Wacana Amendemen UUD 1945, Perlukah?

Wacana Amendemen UUD 1945

Semarang, Idola 92.6 FM – John Nasibitt yang dikenal sebagai seorang futuris modern, menyatakan tidak sepenuhnya setuju dengan idiom bahwa “satu-satunya yang tidak berubah adalah perubahan”. Sebab, kebanyakan motif atau tujuan tidak banyak berubah namun action atau cara mencapai tujuanlah yang terus mengalami perubahan atau perbaikan. Kekonstanan tujuan dari suatu kegiatan besar biasanya sering tertutupi oleh bagaimana orang mengembangkan atau melakukan perubahan terhadap cara mencapai tujuan tersebut.

Dalam konteks lain, hal ini pula yang terjadi terkait wacana amendemen UUD 1945. Konstitusi yang dirumuskan para pendiri bangsa dimaksudkan untuk dilaksanakan guna membatasi kekuasaan. Dengan demikian, kesewenang-wenangan dalam penyelenggaraan negara diharapkan tidak terjadi.

Perkembangan di masyarakat memunculkan kebutuhan adanya amendemen agar isi konstitusi tetap relevan menjawab tantangan zaman. Artinya, aspek mengapa UUD 1945 perlu diamendemen yang menjadi fokusnya. Meski demikian, wacana amendemen mesti dikaji secara mendalam dan melibatkan seluruh lapisan masyarakat sehingga hasilnya optimal.

_Kerjakan berikut ini_
A: Salin bagian artikel tentang amendemen UUD 1945 dari "Wacana Amendemen UUD 1945, Perlukah?" sampai "mencapai tujuan tersebut.".
B: Menurut artikel tentang amendemen UUD 1945, guna apa konstitusi yang dirumuskan para pendiri bangsa dimaksudkan untuk dilaksanakan?

_Data_

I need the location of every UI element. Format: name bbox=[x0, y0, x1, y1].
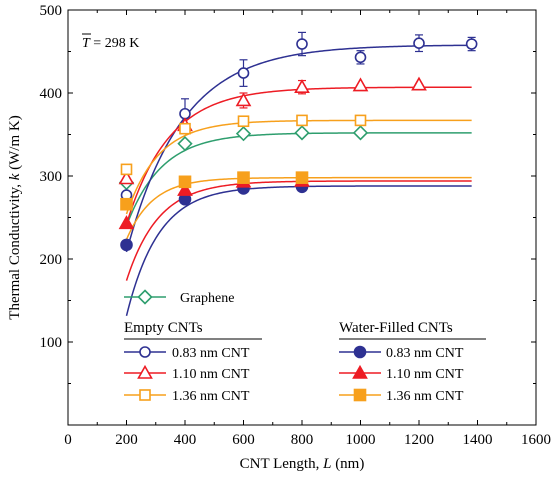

_Jawaban per tugas_
A:
Wacana Amendemen UUD 1945, Perlukah?

Wacana Amendemen UUD 1945

Semarang, Idola 92.6 FM – John Nasibitt yang dikenal sebagai seorang futuris modern, menyatakan tidak sepenuhnya setuju dengan idiom bahwa “satu-satunya yang tidak berubah adalah perubahan”. Sebab, kebanyakan motif atau tujuan tidak banyak berubah namun action atau cara mencapai tujuanlah yang terus mengalami perubahan atau perbaikan. Kekonstanan tujuan dari suatu kegiatan besar biasanya sering tertutupi oleh bagaimana orang mengembangkan atau melakukan perubahan terhadap cara mencapai tujuan tersebut.

B: Konstitusi itu dimaksudkan untuk dilaksanakan guna membatasi kekuasaan.